Julien Sorel strebt rücksichtslos nach Ruhm und Reichtum. Er nutzt Menschen, vor allem Frauen, eiskalt aus, um seine Ziele zu erreichen.

Was hat Julien Sorel mit Hamburg zu tun, mit Schleswig-Holstein und der gemeinsamen HSH Nordbank? Nichts, auf den ersten Blick jedenfalls. Auf den zweiten erinnert das Verhalten der Figur aus Friederich Stendhals Roman "Rot und Schwarz" an viele Politiker im Norden, die ihre Landesbank als Spielball für eigene Zwecke nutzen.

Und: Rot und Schwarz, das sind die Farben des Roulettes - des Spiels, das zumindest nach Meinung der Linkspartei in dem Geldhaus gespielt wird. "Es hat sich bei der HSH Nordbank offenkundig gar nichts geändert, die Roulettekugel bekommt wieder neuen Schwung", schäumte Fraktionschefin Dora Heyenn, als bekannt wurde, dass die mit Steuer-Milliarden gerettete Bank nicht nur ihrem Chef Dirk Jens Nonnenmacher 2,9 Millionen Euro zahlt, damit er nicht kündigt, dass sie nicht nur bis zu 200 000 Euro Abfindung zahlt, um Personal abzubauen, sondern dass sie im Gegenzug auch noch etwa 500 handverlesenen Leistungsträgern bis zu 120 000 Euro Prämie zahlen will, damit sie bleiben.

Es sind solche Nachrichten, die dafür sorgen, dass die Bank rotiert wie die Kugel im Roulettekessel - von Rot nach Schwarz und zurück, und die Politiker drehen am Rad und hoffen auf einen Gewinn für das eigene Beliebtheitskonto.

Beispiel Peter Harry Carstensen: Es ist nicht lange her, dass Schleswig-Holsteins Ministerpräsident ankündigte, künftig "nicht mehr als notwendig" über die arme Bank zu reden. Doch am Mittwoch, die Nachricht von der Bleibeprämie war erst wenige Stunden alt, brüstete sich der um seine Wiederwahl kämpfende CDU-Politiker: "Ich weiß, dass darüber mit dem Betriebsrat verhandelt werden soll." Er habe Nonnenmacher in einem Brief um Informationen gebeten, "was dies die Bank kosten wird".

Wie ehrlich ist Carstensens Aufregung?

Stellt sich die Frage: Wenn der Landesvater informiert ist, warum muss er dann öffentlich nachfragen? Carstensens Feststellung, dass die HSH sich "erneut selbst in die Schlagzeilen bringt", ist richtig. Aber ist sein demonstrativer Ärger auch ehrlich - oder nur nützlich?

Eine CDU-Linie ist jedenfalls nicht erkennbar. Carstensens Parteifreund Ole von Beust geht den entgegengesetzten Weg. Er schweigt. Überhaupt war am Dienstag, als das Abendblatt von der Bleibeprämie erfuhr, trotz energischen Bohrens bei CDU und GAL niemand zu sprechen. Am Mittwoch hieß es im Rathaus, das sei Sache der Finanzbehörde. Die sagte, das sei das "operative Geschäft" der HSH, dazu äußere man sich nicht. Und danach verkündete Antje Möller für die GAL: "Das ist das operative Geschäft der Bank ..." So etwas nennt man eine "interne Sprachregelung". Merkwürdig nur, dass sie so anders aussieht als bei den Parteifreunden in Kiel. Die Grünen an der Förde, deren Beißreflex nicht unter der Last der Regierungsverantwortung leidet, sahen in der Bleibeprämie eine "skandalträchtige Meldung".

• AUSZÜGE DER EINTRÄGE:
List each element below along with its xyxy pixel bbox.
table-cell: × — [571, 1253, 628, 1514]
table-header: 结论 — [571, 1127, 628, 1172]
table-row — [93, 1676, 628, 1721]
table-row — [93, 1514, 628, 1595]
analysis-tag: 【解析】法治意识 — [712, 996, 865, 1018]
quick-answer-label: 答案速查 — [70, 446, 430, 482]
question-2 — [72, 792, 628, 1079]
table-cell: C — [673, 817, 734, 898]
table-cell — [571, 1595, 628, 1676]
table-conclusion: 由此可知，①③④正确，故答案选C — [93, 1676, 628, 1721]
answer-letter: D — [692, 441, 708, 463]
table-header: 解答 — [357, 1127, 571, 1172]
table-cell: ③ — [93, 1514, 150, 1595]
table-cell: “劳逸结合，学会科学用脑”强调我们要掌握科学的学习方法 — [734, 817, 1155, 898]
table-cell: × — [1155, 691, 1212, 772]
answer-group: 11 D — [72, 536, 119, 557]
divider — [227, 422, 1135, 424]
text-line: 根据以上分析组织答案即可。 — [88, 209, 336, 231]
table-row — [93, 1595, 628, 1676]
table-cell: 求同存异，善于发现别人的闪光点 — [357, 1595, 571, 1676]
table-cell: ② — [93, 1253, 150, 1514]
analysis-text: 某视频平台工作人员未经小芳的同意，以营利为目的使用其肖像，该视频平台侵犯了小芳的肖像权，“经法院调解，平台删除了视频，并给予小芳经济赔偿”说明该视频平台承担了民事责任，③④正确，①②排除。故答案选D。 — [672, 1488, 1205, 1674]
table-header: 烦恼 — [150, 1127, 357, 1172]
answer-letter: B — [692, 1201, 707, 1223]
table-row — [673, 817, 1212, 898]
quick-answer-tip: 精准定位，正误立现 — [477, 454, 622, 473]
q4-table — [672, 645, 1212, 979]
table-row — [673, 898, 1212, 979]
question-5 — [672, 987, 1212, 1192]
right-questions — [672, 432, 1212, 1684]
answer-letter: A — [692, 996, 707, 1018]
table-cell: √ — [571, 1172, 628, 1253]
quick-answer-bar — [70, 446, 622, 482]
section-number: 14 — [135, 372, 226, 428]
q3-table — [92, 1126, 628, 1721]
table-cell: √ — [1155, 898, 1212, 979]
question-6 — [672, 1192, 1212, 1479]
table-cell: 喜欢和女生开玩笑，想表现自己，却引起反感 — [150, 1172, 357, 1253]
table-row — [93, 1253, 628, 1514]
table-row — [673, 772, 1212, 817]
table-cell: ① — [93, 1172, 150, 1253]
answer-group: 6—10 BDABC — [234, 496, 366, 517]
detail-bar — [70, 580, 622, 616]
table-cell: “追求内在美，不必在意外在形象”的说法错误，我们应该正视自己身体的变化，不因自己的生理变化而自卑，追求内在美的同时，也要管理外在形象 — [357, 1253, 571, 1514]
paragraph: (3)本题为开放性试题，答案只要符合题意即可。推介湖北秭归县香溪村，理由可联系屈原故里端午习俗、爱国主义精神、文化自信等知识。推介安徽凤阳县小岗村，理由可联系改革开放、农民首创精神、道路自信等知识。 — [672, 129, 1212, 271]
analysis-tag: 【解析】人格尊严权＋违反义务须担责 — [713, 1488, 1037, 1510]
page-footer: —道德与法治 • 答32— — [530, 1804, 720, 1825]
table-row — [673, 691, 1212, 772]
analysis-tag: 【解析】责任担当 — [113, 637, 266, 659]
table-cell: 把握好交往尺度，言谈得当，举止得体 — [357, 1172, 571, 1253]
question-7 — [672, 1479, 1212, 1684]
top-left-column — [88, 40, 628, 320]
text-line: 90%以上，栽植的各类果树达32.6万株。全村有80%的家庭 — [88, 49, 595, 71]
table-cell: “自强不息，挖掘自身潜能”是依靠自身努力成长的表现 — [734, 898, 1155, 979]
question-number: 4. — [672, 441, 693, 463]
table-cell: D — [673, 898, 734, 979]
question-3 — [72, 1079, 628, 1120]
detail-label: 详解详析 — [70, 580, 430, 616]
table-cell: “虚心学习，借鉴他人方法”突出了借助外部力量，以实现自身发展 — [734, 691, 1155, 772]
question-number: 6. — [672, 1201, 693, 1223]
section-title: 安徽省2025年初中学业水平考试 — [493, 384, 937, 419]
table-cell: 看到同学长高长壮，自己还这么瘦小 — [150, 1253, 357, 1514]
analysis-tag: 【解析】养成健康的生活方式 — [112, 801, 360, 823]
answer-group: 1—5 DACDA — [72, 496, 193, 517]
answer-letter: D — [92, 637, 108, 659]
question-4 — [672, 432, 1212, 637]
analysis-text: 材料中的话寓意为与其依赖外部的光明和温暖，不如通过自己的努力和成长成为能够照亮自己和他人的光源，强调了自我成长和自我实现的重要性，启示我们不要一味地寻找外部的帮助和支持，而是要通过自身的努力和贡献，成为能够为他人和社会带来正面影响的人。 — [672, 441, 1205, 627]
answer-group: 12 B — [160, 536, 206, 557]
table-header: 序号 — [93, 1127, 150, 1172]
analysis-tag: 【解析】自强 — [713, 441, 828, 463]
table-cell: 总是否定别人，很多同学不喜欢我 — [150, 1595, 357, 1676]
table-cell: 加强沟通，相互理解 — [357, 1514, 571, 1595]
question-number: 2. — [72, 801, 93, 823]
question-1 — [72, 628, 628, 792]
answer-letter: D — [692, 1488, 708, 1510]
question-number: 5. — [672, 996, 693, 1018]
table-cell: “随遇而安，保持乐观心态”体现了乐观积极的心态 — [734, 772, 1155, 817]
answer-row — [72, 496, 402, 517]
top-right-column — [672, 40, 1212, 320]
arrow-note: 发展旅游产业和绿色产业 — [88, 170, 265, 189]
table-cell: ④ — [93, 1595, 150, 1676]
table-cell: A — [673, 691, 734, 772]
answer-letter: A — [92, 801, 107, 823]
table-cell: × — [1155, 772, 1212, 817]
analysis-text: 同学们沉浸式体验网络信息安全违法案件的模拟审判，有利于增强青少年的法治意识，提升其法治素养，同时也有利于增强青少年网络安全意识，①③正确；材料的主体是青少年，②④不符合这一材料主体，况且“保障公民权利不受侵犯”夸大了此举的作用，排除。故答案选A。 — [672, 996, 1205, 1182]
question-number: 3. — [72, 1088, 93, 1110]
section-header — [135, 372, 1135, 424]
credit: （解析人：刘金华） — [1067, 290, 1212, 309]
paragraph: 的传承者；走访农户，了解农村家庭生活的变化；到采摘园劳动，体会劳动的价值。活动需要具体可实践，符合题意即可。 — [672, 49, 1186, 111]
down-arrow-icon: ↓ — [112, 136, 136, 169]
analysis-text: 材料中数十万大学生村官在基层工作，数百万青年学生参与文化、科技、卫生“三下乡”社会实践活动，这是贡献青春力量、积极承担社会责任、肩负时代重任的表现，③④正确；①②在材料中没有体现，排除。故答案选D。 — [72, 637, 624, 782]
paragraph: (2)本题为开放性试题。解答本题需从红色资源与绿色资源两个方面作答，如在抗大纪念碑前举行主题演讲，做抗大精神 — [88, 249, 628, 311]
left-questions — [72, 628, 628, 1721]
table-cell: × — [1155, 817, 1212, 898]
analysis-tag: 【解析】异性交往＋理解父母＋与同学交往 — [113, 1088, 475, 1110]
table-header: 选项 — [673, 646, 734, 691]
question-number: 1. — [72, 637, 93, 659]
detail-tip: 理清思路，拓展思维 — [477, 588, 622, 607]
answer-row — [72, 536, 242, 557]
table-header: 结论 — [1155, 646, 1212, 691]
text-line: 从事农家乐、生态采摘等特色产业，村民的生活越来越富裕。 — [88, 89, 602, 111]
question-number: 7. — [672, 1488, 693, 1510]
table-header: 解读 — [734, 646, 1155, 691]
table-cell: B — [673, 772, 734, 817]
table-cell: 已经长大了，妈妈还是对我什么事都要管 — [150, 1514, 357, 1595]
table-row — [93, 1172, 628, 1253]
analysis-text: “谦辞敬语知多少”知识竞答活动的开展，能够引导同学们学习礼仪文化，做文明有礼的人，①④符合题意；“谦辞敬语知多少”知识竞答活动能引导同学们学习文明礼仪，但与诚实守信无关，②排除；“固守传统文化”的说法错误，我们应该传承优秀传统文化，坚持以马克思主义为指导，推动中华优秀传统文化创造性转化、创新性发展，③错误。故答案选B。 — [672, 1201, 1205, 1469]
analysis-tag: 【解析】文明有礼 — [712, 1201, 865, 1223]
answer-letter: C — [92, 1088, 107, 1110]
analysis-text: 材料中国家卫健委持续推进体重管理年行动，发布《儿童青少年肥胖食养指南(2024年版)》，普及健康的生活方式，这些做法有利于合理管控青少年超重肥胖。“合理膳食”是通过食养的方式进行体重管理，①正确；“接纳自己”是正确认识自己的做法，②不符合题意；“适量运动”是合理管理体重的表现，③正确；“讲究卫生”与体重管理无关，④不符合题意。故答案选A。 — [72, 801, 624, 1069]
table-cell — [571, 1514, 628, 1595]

• GESTELLTE AUFGABEN:
1) Schreiben Sie aus dem Artikel über die HSH Nordbank alles von „Und: Rot und“ bis hinunter zu „damit sie bleiben.“ wortgetreu ab.
2) Setzen Sie den Artikel über die HSH Nordbank im Anschluss an seinen letzten Satz fort.

• ANTWORTEN JE AUFGABE:
1)
Und: Rot und Schwarz, das sind die Farben des Roulettes - des Spiels, das zumindest nach Meinung der Linkspartei in dem Geldhaus gespielt wird. "Es hat sich bei der HSH Nordbank offenkundig gar nichts geändert, die Roulettekugel bekommt wieder neuen Schwung", schäumte Fraktionschefin Dora Heyenn, als bekannt wurde, dass die mit Steuer-Milliarden gerettete Bank nicht nur ihrem Chef Dirk Jens Nonnenmacher 2,9 Millionen Euro zahlt, damit er nicht kündigt, dass sie nicht nur bis zu 200 000 Euro Abfindung zahlt, um Personal abzubauen, sondern dass sie im Gegenzug auch noch etwa 500 handverlesenen Leistungsträgern bis zu 120 000 Euro Prämie zahlen will, damit sie bleiben.

2)
Regierungsverantwortung lähmt den Beißreflex

Für die Bank in die Bresche sprang nur der Hamburger CDU-Finanzexperte Rüdiger Kruse. Sein Verständnis für die ungewöhnliche Personalpolitik war unpopulär - und darf daher als ehrlich gelten.

Am Donnerstag kickten Rot (SPD) und Schwarz (CDU) den HSH-Spielball erneut hin und her. Da tagte für 30 Minuten im schlichten Raum 186 des Rathauses der Untersuchungsausschuss und stellte fest, dass der Senat noch keine Akten geliefert hat. Für SPD und Linke ein klarer Fall: CDU und GAL wollen die "unliebsame HSH-Aufklärungsarbeit" bis nach der Bundestagswahl am 27. September verzögern. Natürlich wollen sie das, die Frage ist nur, wer etwas für die Verzögerung tut. Zumindest vergaß die SPD in ihrer eiligst verfassten Mitteilung zu erwähnen, dass das Büro am Domplatz, in dem die brisanten Unterlagen gelagert werden sollen, noch nicht fertig ist. Und dass der Arbeitsstab, der die Akten beackern soll, nicht komplett ist - weil die SPD zwei Mitglieder noch nicht nominiert hat.

Noch skurriler war die Mahnung der schleswig-holsteinischen CDU-Fraktion: Sie könne den "Kollegen aus Hamburg nur dringend empfehlen, jetzt bei der Bank Druck zu machen", damit die die Akten herausrücke. Man selbst habe ja mit Beschlagnahmung drohen müssen. Dabei hätte den Kieler Christdemokraten durchaus bekannt sein können, dass die Hamburger Aufklärer bei der Bank selbst noch gar keine Akten angefordert hatten.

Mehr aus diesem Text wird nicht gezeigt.